> _Task to carry out_
Reproduce every line of the records below verbatim, with no changes.

───── Data lines

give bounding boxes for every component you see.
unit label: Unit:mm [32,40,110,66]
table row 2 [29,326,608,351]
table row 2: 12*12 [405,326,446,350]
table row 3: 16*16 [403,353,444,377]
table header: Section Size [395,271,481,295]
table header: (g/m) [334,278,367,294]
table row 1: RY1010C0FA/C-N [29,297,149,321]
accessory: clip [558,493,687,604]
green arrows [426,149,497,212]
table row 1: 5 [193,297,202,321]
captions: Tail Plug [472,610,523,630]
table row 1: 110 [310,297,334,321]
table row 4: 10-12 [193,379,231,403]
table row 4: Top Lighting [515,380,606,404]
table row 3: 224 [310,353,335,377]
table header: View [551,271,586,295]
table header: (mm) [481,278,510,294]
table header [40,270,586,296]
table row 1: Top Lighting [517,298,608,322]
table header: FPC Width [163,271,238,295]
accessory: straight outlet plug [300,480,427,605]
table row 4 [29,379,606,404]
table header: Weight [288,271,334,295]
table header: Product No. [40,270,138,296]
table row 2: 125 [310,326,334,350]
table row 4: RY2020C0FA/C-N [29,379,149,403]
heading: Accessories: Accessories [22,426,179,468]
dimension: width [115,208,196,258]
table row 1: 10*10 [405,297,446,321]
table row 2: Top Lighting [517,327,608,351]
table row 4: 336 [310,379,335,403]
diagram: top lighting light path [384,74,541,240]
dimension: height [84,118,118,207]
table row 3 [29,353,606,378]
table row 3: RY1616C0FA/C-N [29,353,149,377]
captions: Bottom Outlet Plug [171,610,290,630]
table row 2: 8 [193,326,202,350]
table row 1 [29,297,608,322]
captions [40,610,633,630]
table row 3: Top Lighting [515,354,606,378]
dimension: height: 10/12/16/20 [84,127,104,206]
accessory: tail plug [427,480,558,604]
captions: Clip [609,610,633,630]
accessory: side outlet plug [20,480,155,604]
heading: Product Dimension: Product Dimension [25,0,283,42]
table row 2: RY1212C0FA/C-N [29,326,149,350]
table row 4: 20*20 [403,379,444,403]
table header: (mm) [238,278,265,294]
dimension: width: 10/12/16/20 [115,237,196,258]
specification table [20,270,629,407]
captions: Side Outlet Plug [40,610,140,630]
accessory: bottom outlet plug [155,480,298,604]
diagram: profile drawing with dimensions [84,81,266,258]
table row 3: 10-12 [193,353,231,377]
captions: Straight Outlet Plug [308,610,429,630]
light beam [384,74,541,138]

──────────

> _The solution_
give bounding boxes for every component you see.
unit label: Unit:mm [32,40,110,66]
table row 2 [29,326,608,351]
table row 2: 12*12 [405,326,446,350]
table row 3: 16*16 [403,353,444,377]
table header: Section Size [395,271,481,295]
table header: (g/m) [334,278,367,294]
table row 1: RY1010C0FA/C-N [29,297,149,321]
accessory: clip [558,493,687,604]
green arrows [426,149,497,212]
table row 1: 5 [193,297,202,321]
captions: Tail Plug [472,610,523,630]
table row 1: 110 [310,297,334,321]
table row 4: 10-12 [193,379,231,403]
table row 4: Top Lighting [515,380,606,404]
table row 3: 224 [310,353,335,377]
table header: View [551,271,586,295]
table header: (mm) [481,278,510,294]
table header [40,270,586,296]
table row 1: Top Lighting [517,298,608,322]
table header: FPC Width [163,271,238,295]
accessory: straight outlet plug [300,480,427,605]
table row 4 [29,379,606,404]
table header: Weight [288,271,334,295]
table header: Product No. [40,270,138,296]
table row 2: 125 [310,326,334,350]
table row 4: RY2020C0FA/C-N [29,379,149,403]
heading: Accessories: Accessories [22,426,179,468]
dimension: width [115,208,196,258]
table row 1: 10*10 [405,297,446,321]
table row 2: Top Lighting [517,327,608,351]
table row 4: 336 [310,379,335,403]
diagram: top lighting light path [384,74,541,240]
dimension: height [84,118,118,207]
table row 3 [29,353,606,378]
table row 3: RY1616C0FA/C-N [29,353,149,377]
captions: Bottom Outlet Plug [171,610,290,630]
table row 2: 8 [193,326,202,350]
table row 1 [29,297,608,322]
captions [40,610,633,630]
table row 3: Top Lighting [515,354,606,378]
dimension: height: 10/12/16/20 [84,127,104,206]
accessory: tail plug [427,480,558,604]
captions: Clip [609,610,633,630]
accessory: side outlet plug [20,480,155,604]
heading: Product Dimension: Product Dimension [25,0,283,42]
table row 2: RY1212C0FA/C-N [29,326,149,350]
table row 4: 20*20 [403,379,444,403]
table header: (mm) [238,278,265,294]
dimension: width: 10/12/16/20 [115,237,196,258]
specification table [20,270,629,407]
captions: Side Outlet Plug [40,610,140,630]
accessory: bottom outlet plug [155,480,298,604]
diagram: profile drawing with dimensions [84,81,266,258]
table row 3: 10-12 [193,353,231,377]
captions: Straight Outlet Plug [308,610,429,630]
light beam [384,74,541,138]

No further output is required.